[What the task requires]:
Return every entry exactly as written.

[BEGIN The records]

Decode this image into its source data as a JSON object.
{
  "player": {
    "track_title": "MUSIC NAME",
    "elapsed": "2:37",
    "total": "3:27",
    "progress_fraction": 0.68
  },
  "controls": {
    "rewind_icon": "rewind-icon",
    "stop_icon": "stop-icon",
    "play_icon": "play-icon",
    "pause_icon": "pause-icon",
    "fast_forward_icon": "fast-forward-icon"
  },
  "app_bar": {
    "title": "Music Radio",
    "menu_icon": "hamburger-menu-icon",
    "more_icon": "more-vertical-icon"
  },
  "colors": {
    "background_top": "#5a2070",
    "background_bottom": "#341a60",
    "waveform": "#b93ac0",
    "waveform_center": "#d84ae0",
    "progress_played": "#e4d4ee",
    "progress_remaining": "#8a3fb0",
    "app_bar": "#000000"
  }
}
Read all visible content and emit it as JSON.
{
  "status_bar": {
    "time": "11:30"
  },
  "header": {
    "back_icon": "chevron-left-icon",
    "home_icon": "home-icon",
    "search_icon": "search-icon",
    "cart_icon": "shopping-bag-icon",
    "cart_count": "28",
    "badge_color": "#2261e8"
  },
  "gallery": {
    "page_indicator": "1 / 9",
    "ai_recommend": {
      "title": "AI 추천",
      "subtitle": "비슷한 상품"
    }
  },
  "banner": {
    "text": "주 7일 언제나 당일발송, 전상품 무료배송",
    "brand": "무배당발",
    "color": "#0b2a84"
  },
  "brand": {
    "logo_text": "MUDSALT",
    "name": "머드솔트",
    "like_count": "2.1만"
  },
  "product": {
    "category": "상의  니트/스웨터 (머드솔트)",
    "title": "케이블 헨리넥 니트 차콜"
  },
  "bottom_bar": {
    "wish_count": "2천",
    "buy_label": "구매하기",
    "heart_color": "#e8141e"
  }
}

[END The records]

[Full response]:
Decode this image into its source data as a JSON object.
{
  "player": {
    "track_title": "MUSIC NAME",
    "elapsed": "2:37",
    "total": "3:27",
    "progress_fraction": 0.68
  },
  "controls": {
    "rewind_icon": "rewind-icon",
    "stop_icon": "stop-icon",
    "play_icon": "play-icon",
    "pause_icon": "pause-icon",
    "fast_forward_icon": "fast-forward-icon"
  },
  "app_bar": {
    "title": "Music Radio",
    "menu_icon": "hamburger-menu-icon",
    "more_icon": "more-vertical-icon"
  },
  "colors": {
    "background_top": "#5a2070",
    "background_bottom": "#341a60",
    "waveform": "#b93ac0",
    "waveform_center": "#d84ae0",
    "progress_played": "#e4d4ee",
    "progress_remaining": "#8a3fb0",
    "app_bar": "#000000"
  }
}
Read all visible content and emit it as JSON.
{
  "status_bar": {
    "time": "11:30"
  },
  "header": {
    "back_icon": "chevron-left-icon",
    "home_icon": "home-icon",
    "search_icon": "search-icon",
    "cart_icon": "shopping-bag-icon",
    "cart_count": "28",
    "badge_color": "#2261e8"
  },
  "gallery": {
    "page_indicator": "1 / 9",
    "ai_recommend": {
      "title": "AI 추천",
      "subtitle": "비슷한 상품"
    }
  },
  "banner": {
    "text": "주 7일 언제나 당일발송, 전상품 무료배송",
    "brand": "무배당발",
    "color": "#0b2a84"
  },
  "brand": {
    "logo_text": "MUDSALT",
    "name": "머드솔트",
    "like_count": "2.1만"
  },
  "product": {
    "category": "상의  니트/스웨터 (머드솔트)",
    "title": "케이블 헨리넥 니트 차콜"
  },
  "bottom_bar": {
    "wish_count": "2천",
    "buy_label": "구매하기",
    "heart_color": "#e8141e"
  }
}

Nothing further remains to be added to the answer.